● GOAL:
Copy the records from their beginning through the line containing "graticule (7, 34, 729, 465)", inclusive, and substitute "latitude-label" for every occurrence of "lat-label", leaving all other text unchanged.

● DATA FOR PROCESSING:
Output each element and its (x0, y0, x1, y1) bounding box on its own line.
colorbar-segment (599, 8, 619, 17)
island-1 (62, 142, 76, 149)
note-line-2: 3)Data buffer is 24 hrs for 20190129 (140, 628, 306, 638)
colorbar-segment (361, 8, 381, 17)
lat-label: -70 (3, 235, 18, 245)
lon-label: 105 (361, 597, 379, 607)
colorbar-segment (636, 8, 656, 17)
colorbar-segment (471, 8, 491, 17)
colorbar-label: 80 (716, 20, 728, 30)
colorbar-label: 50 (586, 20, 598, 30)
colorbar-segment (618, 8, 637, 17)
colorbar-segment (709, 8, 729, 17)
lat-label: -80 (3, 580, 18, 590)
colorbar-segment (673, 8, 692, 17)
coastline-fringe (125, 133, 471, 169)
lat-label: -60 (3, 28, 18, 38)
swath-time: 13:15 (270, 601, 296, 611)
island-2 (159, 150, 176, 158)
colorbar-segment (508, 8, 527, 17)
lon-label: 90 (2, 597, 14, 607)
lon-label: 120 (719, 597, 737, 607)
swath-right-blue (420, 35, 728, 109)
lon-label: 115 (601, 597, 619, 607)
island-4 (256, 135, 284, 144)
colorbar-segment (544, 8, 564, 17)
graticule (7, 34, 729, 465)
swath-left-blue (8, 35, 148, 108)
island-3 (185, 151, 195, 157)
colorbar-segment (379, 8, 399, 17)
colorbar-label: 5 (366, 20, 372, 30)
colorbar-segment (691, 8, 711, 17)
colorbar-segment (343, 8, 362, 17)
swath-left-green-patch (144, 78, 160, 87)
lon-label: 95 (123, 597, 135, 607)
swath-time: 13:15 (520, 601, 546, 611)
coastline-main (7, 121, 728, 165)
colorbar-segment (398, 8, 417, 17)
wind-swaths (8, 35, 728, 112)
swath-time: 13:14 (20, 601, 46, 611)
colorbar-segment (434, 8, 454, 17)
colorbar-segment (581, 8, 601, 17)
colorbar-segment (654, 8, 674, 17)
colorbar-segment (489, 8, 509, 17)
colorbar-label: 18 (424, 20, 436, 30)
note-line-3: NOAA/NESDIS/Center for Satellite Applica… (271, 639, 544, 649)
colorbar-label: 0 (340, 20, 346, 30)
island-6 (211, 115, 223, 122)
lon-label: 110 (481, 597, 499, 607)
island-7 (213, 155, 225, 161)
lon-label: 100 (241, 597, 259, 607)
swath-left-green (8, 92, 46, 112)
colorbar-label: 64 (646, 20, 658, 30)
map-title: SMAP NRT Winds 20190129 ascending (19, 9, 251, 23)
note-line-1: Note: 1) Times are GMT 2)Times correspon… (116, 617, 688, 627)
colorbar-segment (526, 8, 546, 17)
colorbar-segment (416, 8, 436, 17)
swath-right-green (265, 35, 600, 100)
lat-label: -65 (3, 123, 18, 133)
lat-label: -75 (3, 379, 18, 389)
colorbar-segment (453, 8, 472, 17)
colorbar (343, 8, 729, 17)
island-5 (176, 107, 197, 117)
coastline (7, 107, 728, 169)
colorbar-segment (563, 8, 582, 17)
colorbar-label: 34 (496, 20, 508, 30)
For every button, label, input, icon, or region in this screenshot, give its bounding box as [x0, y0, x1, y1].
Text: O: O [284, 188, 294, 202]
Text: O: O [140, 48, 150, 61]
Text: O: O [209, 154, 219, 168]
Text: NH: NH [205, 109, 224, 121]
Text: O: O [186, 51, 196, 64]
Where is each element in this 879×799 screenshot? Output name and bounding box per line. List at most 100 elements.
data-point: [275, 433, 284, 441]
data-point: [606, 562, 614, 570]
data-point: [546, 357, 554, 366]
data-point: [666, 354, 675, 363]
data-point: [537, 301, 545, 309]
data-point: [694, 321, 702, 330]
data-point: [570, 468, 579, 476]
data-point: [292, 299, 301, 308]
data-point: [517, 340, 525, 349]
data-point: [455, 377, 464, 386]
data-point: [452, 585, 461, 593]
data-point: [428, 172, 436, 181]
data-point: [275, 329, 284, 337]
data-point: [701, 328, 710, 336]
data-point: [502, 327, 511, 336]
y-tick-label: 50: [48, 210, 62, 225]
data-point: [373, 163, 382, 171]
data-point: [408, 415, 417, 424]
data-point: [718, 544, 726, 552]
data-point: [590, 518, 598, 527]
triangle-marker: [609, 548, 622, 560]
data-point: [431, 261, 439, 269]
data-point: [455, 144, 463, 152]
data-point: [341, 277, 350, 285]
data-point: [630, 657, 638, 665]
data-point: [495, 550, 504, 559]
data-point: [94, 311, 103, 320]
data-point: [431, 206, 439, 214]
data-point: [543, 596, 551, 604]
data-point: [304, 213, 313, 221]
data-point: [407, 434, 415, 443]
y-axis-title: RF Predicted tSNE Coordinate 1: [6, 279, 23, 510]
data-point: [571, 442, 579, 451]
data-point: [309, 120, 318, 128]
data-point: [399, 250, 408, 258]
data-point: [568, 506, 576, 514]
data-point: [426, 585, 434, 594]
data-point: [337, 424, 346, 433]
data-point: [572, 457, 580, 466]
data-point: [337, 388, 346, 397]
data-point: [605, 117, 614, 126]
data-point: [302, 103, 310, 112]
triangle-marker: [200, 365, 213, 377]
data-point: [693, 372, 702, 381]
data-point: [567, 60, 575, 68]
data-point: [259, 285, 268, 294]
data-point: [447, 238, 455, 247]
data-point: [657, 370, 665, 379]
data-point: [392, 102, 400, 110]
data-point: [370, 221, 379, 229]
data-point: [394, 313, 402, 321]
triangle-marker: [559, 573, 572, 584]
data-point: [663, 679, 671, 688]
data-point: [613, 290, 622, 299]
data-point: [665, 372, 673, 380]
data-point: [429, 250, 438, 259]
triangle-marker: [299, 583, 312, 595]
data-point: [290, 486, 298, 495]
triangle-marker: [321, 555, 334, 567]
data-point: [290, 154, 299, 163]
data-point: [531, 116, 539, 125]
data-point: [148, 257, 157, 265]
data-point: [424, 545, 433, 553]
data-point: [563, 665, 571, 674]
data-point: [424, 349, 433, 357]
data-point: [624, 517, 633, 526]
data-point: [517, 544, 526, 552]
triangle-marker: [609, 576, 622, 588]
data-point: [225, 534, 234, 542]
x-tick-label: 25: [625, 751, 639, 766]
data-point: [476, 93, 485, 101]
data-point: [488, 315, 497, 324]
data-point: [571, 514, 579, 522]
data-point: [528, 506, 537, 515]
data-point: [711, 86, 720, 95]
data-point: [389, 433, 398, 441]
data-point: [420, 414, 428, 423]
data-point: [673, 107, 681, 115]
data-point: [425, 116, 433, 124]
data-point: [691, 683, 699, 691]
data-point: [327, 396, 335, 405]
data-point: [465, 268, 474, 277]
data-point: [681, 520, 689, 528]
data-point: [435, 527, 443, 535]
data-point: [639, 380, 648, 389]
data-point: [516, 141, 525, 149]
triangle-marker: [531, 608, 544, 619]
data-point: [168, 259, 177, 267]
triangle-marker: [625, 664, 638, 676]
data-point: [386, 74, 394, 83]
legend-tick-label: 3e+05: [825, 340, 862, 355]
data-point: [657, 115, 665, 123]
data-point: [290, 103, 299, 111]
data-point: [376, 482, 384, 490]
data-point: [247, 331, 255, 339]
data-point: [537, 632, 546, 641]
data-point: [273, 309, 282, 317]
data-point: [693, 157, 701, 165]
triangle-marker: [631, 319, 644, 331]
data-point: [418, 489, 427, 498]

● ANSWER FOR THIS EXERCISE:
Output each element and its (x0, y0, x1, y1) bounding box on its own line.
colorbar-segment (599, 8, 619, 17)
island-1 (62, 142, 76, 149)
note-line-2: 3)Data buffer is 24 hrs for 20190129 (140, 628, 306, 638)
colorbar-segment (361, 8, 381, 17)
latitude-label: -70 (3, 235, 18, 245)
lon-label: 105 (361, 597, 379, 607)
colorbar-segment (636, 8, 656, 17)
colorbar-segment (471, 8, 491, 17)
colorbar-label: 80 (716, 20, 728, 30)
colorbar-label: 50 (586, 20, 598, 30)
colorbar-segment (618, 8, 637, 17)
colorbar-segment (709, 8, 729, 17)
latitude-label: -80 (3, 580, 18, 590)
colorbar-segment (673, 8, 692, 17)
coastline-fringe (125, 133, 471, 169)
latitude-label: -60 (3, 28, 18, 38)
swath-time: 13:15 (270, 601, 296, 611)
island-2 (159, 150, 176, 158)
colorbar-segment (508, 8, 527, 17)
lon-label: 90 (2, 597, 14, 607)
lon-label: 120 (719, 597, 737, 607)
swath-right-blue (420, 35, 728, 109)
lon-label: 115 (601, 597, 619, 607)
island-4 (256, 135, 284, 144)
colorbar-segment (544, 8, 564, 17)
graticule (7, 34, 729, 465)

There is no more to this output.